Repeat the full listing, word for word.

Records for the exercise:
---+---
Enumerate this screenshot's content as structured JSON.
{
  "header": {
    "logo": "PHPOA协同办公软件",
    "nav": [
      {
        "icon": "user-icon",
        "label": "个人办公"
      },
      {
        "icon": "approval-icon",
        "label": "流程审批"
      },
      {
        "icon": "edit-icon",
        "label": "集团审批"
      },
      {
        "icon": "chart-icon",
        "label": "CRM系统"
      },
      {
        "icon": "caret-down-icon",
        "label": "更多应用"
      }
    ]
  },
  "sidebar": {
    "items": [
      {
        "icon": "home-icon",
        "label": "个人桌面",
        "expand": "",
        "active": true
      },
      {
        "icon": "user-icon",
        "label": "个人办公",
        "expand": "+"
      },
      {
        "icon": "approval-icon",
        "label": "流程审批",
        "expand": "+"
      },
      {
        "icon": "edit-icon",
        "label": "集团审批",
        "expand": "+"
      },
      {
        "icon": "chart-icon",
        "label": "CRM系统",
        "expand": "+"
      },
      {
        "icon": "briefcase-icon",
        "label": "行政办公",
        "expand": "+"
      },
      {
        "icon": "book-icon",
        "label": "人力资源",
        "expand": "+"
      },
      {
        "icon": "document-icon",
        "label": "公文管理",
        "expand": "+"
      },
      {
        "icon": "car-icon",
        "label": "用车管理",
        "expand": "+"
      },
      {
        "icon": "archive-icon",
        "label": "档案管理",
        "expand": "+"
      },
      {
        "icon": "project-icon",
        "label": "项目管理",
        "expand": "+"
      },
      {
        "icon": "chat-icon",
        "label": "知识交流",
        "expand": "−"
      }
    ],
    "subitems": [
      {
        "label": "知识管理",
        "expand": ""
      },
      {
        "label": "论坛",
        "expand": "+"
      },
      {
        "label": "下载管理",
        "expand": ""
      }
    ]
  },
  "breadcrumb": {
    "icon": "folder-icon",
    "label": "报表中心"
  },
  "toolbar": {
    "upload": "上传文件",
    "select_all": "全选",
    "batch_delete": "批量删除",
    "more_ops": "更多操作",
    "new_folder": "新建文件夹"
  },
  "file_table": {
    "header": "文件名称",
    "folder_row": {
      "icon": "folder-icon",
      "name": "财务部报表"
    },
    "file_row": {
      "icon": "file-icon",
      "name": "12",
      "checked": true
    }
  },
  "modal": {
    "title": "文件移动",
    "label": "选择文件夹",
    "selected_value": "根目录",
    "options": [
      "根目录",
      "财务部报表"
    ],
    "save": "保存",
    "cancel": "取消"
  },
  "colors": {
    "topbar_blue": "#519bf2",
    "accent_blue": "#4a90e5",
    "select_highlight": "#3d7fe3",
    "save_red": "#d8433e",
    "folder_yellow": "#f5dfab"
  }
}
---+---
Reply to the exercise:
Enumerate this screenshot's content as structured JSON.
{
  "header": {
    "logo": "PHPOA协同办公软件",
    "nav": [
      {
        "icon": "user-icon",
        "label": "个人办公"
      },
      {
        "icon": "approval-icon",
        "label": "流程审批"
      },
      {
        "icon": "edit-icon",
        "label": "集团审批"
      },
      {
        "icon": "chart-icon",
        "label": "CRM系统"
      },
      {
        "icon": "caret-down-icon",
        "label": "更多应用"
      }
    ]
  },
  "sidebar": {
    "items": [
      {
        "icon": "home-icon",
        "label": "个人桌面",
        "expand": "",
        "active": true
      },
      {
        "icon": "user-icon",
        "label": "个人办公",
        "expand": "+"
      },
      {
        "icon": "approval-icon",
        "label": "流程审批",
        "expand": "+"
      },
      {
        "icon": "edit-icon",
        "label": "集团审批",
        "expand": "+"
      },
      {
        "icon": "chart-icon",
        "label": "CRM系统",
        "expand": "+"
      },
      {
        "icon": "briefcase-icon",
        "label": "行政办公",
        "expand": "+"
      },
      {
        "icon": "book-icon",
        "label": "人力资源",
        "expand": "+"
      },
      {
        "icon": "document-icon",
        "label": "公文管理",
        "expand": "+"
      },
      {
        "icon": "car-icon",
        "label": "用车管理",
        "expand": "+"
      },
      {
        "icon": "archive-icon",
        "label": "档案管理",
        "expand": "+"
      },
      {
        "icon": "project-icon",
        "label": "项目管理",
        "expand": "+"
      },
      {
        "icon": "chat-icon",
        "label": "知识交流",
        "expand": "−"
      }
    ],
    "subitems": [
      {
        "label": "知识管理",
        "expand": ""
      },
      {
        "label": "论坛",
        "expand": "+"
      },
      {
        "label": "下载管理",
        "expand": ""
      }
    ]
  },
  "breadcrumb": {
    "icon": "folder-icon",
    "label": "报表中心"
  },
  "toolbar": {
    "upload": "上传文件",
    "select_all": "全选",
    "batch_delete": "批量删除",
    "more_ops": "更多操作",
    "new_folder": "新建文件夹"
  },
  "file_table": {
    "header": "文件名称",
    "folder_row": {
      "icon": "folder-icon",
      "name": "财务部报表"
    },
    "file_row": {
      "icon": "file-icon",
      "name": "12",
      "checked": true
    }
  },
  "modal": {
    "title": "文件移动",
    "label": "选择文件夹",
    "selected_value": "根目录",
    "options": [
      "根目录",
      "财务部报表"
    ],
    "save": "保存",
    "cancel": "取消"
  },
  "colors": {
    "topbar_blue": "#519bf2",
    "accent_blue": "#4a90e5",
    "select_highlight": "#3d7fe3",
    "save_red": "#d8433e",
    "folder_yellow": "#f5dfab"
  }
}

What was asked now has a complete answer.